+++ Texto para revisar

Estaba Jesús en una casa completamente llena predicando la Palabra de Dios. Allí llegaron cuatro hombres cargando a un paralítico en una camilla.
Como no podían llevarlo hasta Jesús, abrieron un agujero en el techo. Luego bajaron al hombre en la camilla, justo delante del Salvador.
Al ver la fe de ellos, el Señor le dijo al paralítico: “Hijo mío, tus pecados son perdonados”.
La multitud estaba doblemente sorprendida. No solo por la entrada aparatosa de este hombre, sino por la reacción de Jesús.
El Salvador pudo observar que este hombre, más allá de caminar, necesitaba imperiosamente el perdón de Dios. Había pasado muchos años postrado, y su corazón se había llenado de rencor y amargura.

++++++
+++ Datos registrados

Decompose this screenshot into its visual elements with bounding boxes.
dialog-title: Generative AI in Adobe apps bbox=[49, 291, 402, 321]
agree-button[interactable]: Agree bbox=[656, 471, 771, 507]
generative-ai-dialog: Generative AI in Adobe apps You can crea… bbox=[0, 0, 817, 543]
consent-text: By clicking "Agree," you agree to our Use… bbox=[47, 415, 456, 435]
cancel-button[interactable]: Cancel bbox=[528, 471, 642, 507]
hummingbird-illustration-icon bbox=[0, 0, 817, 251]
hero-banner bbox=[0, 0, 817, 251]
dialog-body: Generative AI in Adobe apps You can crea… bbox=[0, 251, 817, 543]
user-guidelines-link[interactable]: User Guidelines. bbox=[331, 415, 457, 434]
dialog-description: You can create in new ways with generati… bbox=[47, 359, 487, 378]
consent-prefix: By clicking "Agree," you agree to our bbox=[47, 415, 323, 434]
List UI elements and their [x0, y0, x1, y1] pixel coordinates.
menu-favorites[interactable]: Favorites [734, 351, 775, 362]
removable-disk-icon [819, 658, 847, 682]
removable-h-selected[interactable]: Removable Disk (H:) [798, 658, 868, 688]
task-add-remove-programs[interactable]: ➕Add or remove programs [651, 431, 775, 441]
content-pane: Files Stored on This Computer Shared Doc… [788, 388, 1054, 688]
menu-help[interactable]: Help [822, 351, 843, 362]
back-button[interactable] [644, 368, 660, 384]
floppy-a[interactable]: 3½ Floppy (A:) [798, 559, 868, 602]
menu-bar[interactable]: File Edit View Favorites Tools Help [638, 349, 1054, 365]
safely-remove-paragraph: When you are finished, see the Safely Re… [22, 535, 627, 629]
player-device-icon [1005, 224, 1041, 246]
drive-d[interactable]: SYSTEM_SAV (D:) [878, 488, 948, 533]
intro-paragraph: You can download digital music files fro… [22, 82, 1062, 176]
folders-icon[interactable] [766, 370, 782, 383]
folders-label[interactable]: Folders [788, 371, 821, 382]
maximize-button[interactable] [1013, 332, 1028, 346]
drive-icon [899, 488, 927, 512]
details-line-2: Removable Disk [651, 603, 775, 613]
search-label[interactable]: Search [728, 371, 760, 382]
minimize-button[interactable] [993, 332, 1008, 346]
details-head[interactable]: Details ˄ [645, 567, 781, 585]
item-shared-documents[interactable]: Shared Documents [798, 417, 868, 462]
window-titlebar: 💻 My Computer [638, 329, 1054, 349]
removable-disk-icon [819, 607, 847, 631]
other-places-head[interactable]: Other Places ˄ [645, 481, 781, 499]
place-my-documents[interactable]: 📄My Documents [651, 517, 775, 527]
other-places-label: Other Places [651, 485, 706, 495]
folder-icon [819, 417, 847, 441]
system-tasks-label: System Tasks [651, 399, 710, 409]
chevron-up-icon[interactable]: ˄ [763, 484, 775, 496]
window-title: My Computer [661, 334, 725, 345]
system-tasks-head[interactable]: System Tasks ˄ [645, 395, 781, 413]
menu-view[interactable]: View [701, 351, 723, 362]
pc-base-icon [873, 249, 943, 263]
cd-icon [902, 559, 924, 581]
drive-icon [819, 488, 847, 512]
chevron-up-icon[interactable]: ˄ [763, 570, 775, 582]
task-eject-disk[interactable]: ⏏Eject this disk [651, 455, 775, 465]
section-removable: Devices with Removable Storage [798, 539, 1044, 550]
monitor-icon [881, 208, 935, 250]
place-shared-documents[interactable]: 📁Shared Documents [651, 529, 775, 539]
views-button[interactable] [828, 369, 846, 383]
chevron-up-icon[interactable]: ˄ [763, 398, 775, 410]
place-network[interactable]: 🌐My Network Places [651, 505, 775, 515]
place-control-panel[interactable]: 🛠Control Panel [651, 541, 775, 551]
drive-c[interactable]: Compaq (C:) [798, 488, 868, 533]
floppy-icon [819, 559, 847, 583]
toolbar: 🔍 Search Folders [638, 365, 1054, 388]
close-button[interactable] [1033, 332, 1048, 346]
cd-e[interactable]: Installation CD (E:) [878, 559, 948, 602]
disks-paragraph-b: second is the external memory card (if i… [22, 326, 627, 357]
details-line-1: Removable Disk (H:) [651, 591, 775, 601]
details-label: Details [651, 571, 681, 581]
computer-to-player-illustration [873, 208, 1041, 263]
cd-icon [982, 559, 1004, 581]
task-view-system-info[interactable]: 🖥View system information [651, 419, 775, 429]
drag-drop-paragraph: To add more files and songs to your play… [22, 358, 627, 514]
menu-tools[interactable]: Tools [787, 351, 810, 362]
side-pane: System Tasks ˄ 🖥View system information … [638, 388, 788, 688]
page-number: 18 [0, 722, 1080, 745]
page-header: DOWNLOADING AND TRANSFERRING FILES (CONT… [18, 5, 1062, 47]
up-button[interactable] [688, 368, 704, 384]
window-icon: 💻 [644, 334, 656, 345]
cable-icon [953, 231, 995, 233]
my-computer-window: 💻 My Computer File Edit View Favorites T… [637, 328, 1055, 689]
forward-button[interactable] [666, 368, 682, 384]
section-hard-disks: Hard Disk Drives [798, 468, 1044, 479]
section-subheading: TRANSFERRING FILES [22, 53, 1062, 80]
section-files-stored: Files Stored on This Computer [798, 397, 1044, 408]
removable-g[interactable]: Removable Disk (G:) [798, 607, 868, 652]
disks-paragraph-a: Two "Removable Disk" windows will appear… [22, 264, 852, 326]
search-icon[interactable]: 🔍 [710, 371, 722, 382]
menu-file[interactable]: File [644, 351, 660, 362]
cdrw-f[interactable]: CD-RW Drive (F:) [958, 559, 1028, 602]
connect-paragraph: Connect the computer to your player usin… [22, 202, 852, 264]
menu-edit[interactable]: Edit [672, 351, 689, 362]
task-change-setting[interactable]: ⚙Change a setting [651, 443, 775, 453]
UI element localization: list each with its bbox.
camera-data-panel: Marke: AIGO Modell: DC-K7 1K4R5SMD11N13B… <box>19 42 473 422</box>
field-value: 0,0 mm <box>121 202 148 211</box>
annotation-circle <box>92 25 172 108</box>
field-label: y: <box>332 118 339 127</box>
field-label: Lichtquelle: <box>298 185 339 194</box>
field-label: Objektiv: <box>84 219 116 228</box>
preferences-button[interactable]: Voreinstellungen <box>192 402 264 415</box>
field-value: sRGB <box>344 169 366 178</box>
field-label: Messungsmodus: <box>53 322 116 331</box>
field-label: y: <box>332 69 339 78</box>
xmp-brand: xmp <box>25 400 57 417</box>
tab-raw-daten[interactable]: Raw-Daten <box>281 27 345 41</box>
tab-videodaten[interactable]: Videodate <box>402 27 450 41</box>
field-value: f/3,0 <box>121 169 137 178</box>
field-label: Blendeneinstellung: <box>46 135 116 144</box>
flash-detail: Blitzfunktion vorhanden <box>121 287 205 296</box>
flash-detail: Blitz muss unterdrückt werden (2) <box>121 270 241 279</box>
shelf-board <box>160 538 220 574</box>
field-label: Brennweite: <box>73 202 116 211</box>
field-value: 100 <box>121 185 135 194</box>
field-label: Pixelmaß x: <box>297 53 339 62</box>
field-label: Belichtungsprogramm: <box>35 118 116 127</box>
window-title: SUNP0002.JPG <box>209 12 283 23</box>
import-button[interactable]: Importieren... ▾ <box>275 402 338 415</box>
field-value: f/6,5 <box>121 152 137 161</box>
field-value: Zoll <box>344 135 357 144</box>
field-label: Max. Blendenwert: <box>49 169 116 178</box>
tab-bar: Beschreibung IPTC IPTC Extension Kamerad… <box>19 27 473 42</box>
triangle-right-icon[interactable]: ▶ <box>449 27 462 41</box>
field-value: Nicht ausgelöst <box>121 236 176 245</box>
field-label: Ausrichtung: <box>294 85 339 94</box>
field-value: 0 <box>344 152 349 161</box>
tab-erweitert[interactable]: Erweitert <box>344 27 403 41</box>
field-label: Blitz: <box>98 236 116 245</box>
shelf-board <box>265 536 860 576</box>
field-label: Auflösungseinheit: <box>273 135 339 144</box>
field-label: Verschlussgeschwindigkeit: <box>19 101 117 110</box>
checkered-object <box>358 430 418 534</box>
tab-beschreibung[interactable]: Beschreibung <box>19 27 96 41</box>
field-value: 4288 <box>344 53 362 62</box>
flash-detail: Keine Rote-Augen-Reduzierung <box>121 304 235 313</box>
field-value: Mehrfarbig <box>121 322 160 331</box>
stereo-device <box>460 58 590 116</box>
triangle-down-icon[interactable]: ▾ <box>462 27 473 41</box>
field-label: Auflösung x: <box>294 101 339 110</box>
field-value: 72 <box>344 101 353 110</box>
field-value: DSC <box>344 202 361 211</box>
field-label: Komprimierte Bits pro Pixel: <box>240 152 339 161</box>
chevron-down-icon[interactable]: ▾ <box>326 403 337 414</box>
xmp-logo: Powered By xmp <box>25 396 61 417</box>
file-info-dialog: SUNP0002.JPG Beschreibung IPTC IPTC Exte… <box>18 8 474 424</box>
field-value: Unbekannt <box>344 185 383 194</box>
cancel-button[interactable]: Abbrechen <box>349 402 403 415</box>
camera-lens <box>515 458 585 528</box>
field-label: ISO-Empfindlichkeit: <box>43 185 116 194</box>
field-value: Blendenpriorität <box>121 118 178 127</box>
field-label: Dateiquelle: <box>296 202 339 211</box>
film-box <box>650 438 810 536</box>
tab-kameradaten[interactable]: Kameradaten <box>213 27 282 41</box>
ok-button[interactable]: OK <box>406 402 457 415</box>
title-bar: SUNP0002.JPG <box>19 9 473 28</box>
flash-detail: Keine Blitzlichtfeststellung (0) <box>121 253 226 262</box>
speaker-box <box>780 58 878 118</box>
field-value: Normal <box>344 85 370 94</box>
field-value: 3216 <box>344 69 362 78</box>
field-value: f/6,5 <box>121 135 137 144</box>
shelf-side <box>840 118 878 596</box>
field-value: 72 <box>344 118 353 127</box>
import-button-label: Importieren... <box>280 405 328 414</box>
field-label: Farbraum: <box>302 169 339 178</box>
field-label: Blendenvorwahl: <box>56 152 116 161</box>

++++++

[Acciones a realizar]:
**a.** Traduce al inglés esta oración del texto sobre el paralítico: "Al ver la fe de ellos, el Señor le dijo al paralítico: “Hijo mío, tus pecados son perdonados”."
**b.** Sigue escribiendo el texto sobre el paralítico a partir de su última oración.

[Respuestas por ítem]:
**a.** Seeing their faith, the Lord said to the paralytic: "My son, your sins are forgiven."

**b.**
Era necesario que el primer milagro sucediera en su interior, para luego dar paso al milagro de volver a caminar. Aquel hombre regresó a su casa perdonado por Dios y tomando en sus brazos su camilla.
La enfermedad puede llegar a ser solo la parte visible de una crisis. Detrás de toda dolencia hay un alma que sufre, un corazón propenso a contaminarse de amargura, una sensación de abandono y miedo. Necesitamos orar por un doble milagro de Jesús en cada caso.

VERSÍCULO DEL DÍA:
“Al ver la fe de ellos, Jesús le dijo al paralítico: “Hijo mío, tus pecados son perdonados”.